=== Work instructions ===
**a)** In the account of the night bus ride to Tamarindo, what stopped the bus from going on?
**b)** Pick up the Tamarindo bus-ride story at its final sentence and keep it going.

**** Text extract ****

Saturday, September 24, 2011

Tamarindo

The bus gave a high-pitched whine as it slowed.  The sleeping passengers stirred and the quiet darkness was suddenly humming with soft mumbles of confusion.  We weren't in Tamarindo yet but I could smell the salt of the Pacific.  The air was thick and warm and, curiously, smelled of molasses.
  The driver exited the bus to talk to a few men outside.  Apparently there was some problem with the power lines - they were hanging low over the road ahead and we could not pass.  The driver spoke to us in Spanish and everyone began to collect their things.  Villaréal would be the last stop tonight.  

  Cypress and I got off the bus and grabbed our bags from the undercarriage, unsure of how we were going to get to town.  Everyone seemed confused and small groups of people began forming alongside the road.  Others went solo, deciding to walk the few remaining miles.
  Taxis appeared around our stranded bus but no other roads led to Tamarindo, or so the bus driver insisted.  Two American girls asked if we wanted to share their taxi since their driver said he knew a short cut.  We obliged half-heartedly, unsure as to how this man planned on getting there since the bus no doubt would have taken an alternate route were it available.  The present town offered few accommodations and so we climbed into the cab hoping for the best.

  We drove a few hundred meters back the way we had come before suddenly swerving onto a stone-studded dirt road.  We immediately reached a creek that our mini-bus could not maneuver so we turned around and took another dirt road.  It became clear to me why the bus driver didn't take this road.  We bumped and jolted along the deeply rutted "short-cut" making small talk with our new tourist-friends.  One girl was a student from San Francisco, the other was actually from Germany, not the States. They seemed nervous as we rattled along.  They were making me  nervous as well.
  We splashed through the shallow rivers that cut across our path, and heaved up the sloping banks.  It was incredibly dark and difficult to see where we were.  I turned to look behind us and saw headlights.  I couldn't help but think it might be a car full of road-pirates waiting to take our money and passports.  Cypress told me to calm down, that they were probably other tourists taking the same road to Tamarindo.  I relaxed a little but kept stealing glances.

**** Recorded information ****

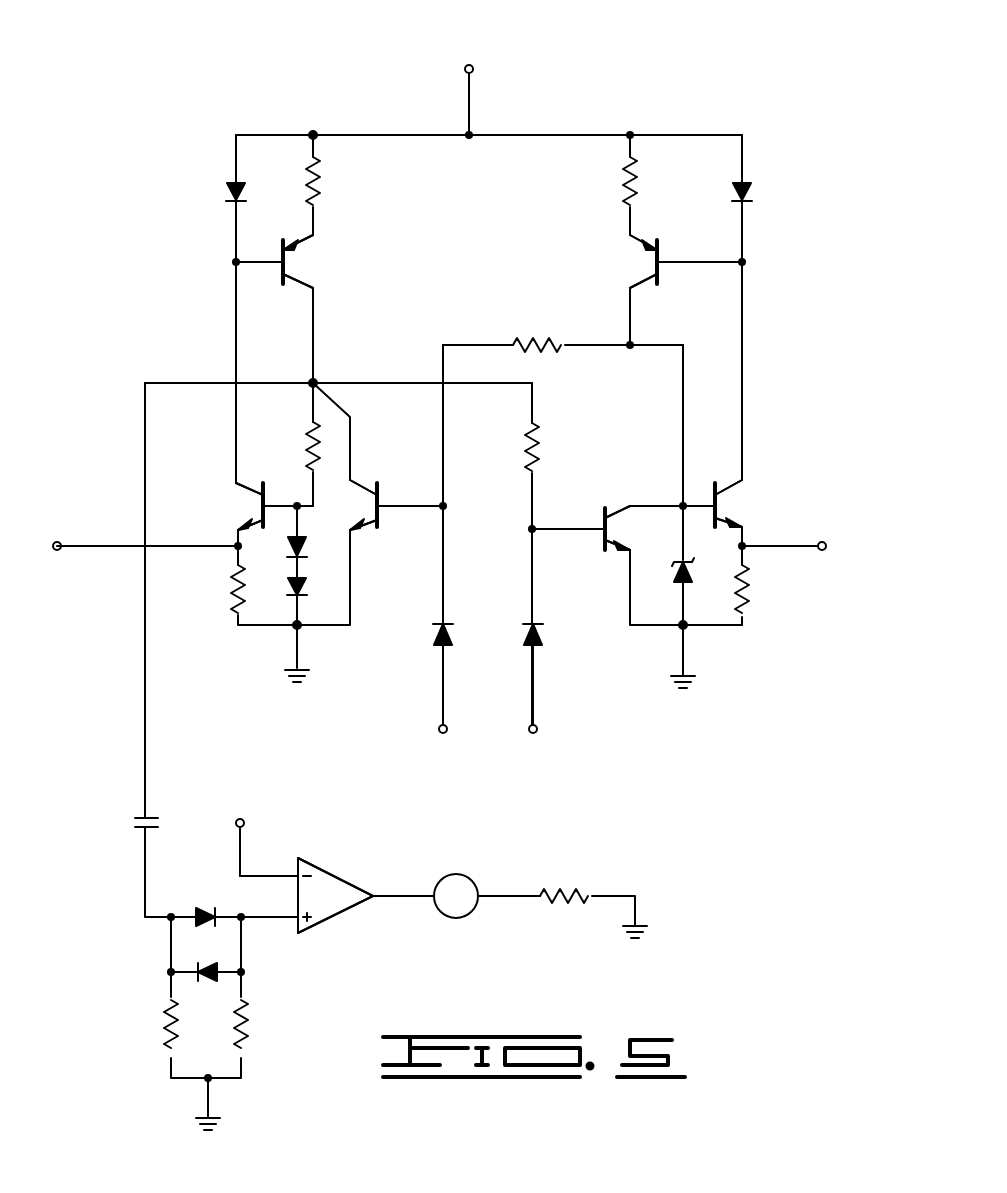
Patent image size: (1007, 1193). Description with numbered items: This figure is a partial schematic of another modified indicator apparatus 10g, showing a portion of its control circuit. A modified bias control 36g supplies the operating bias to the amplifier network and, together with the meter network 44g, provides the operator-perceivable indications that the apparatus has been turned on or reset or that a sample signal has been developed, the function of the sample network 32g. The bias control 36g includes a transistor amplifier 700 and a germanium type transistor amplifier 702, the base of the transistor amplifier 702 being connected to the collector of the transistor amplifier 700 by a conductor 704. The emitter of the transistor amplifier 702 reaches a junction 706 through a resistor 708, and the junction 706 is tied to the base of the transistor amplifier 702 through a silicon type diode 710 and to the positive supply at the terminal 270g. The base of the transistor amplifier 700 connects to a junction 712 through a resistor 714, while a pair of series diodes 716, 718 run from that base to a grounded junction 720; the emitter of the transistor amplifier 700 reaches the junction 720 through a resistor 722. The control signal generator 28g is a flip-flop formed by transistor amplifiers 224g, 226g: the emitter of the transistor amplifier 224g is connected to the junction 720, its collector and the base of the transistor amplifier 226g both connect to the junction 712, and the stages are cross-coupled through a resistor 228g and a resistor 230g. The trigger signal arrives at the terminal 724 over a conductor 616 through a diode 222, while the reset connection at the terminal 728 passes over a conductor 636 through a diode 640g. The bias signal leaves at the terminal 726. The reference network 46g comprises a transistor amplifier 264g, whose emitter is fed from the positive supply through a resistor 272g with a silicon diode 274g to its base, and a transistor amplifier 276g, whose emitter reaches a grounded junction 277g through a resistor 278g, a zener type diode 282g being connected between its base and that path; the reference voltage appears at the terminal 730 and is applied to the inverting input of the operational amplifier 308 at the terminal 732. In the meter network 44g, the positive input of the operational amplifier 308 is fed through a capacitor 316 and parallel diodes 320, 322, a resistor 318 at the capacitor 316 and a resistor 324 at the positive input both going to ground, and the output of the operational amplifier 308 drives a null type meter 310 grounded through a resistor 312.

****

=== Final results ===
**a)** Power lines were hanging low over the road ahead.

**b)**
  The deep darkness soon gave way to street lights that illuminated a few small houses.  We were on the outskirts of Tamarindo.  A large Best Western hotel was the first of many to greet us.  Shops and bars appeared and people darted across the road.  Our taxi pulled off to the side and we climbed out onto the street.  The curious smell of molasses had grown stronger and now I knew why.  The dirt road was covered in a thick, sticky substance.  We surmised it was meant to keep the dust from rising.
  The driver asked for fifteen thousand colones but Cypress bargained with him as best he could.  It was still an expensive detour but at least we had arrived.  We said goodbye to the girls and began looking for a phone.  We hauled our enormous backpacks across the street to the town square.
  The large plaza had several shops, a small movie theater, and a youth hostel with its name advertised on a blue, surfing shark. I stood outside with the bags while Cypress made a call to Barb, the woman we would be staying with.  I sat on my bag and watched as many tourists milled about, most of them young and white, all of them drunk and excited.
  Cypress joined me on the sidewalk and before long, an older woman and a young Nicaraguan man strolled our way.  Barb greeted us warmly and introduced us to her friend Calixto.  He said he was el Changador, the porter, and offered to help us with our bags.  Barb informed us that the condo was only a few minutes up the road and the walk was short.
  Cypress knew Barb through a friend and she had been more than willing to put us up for a few days.  She lived in small gated community that housed a number of retired Americans wanting to escape the chill of the winter months.

  We entered  the complex through a tall security gate.  Barb assured us that crime rates were low enough but precautions were necessary.  The metal door clanged behind us and we walked down a palm tree-dotted alley.  Barb's apartment was second to last on the left.  Our hostess showed us around before taking us to our room.  She urged us to make ourselves at home.
  It was still early in the night and we hadn't eaten anything substantial since breakfast so Barb offered to take us to El Pescador, the fisherman, for some plato tipico (genuine Costa Rican food).  We freshened up and headed back into town.  The restaurant was a small open air type with more tables outside than in and overlooked a glistening moonlit Pacific.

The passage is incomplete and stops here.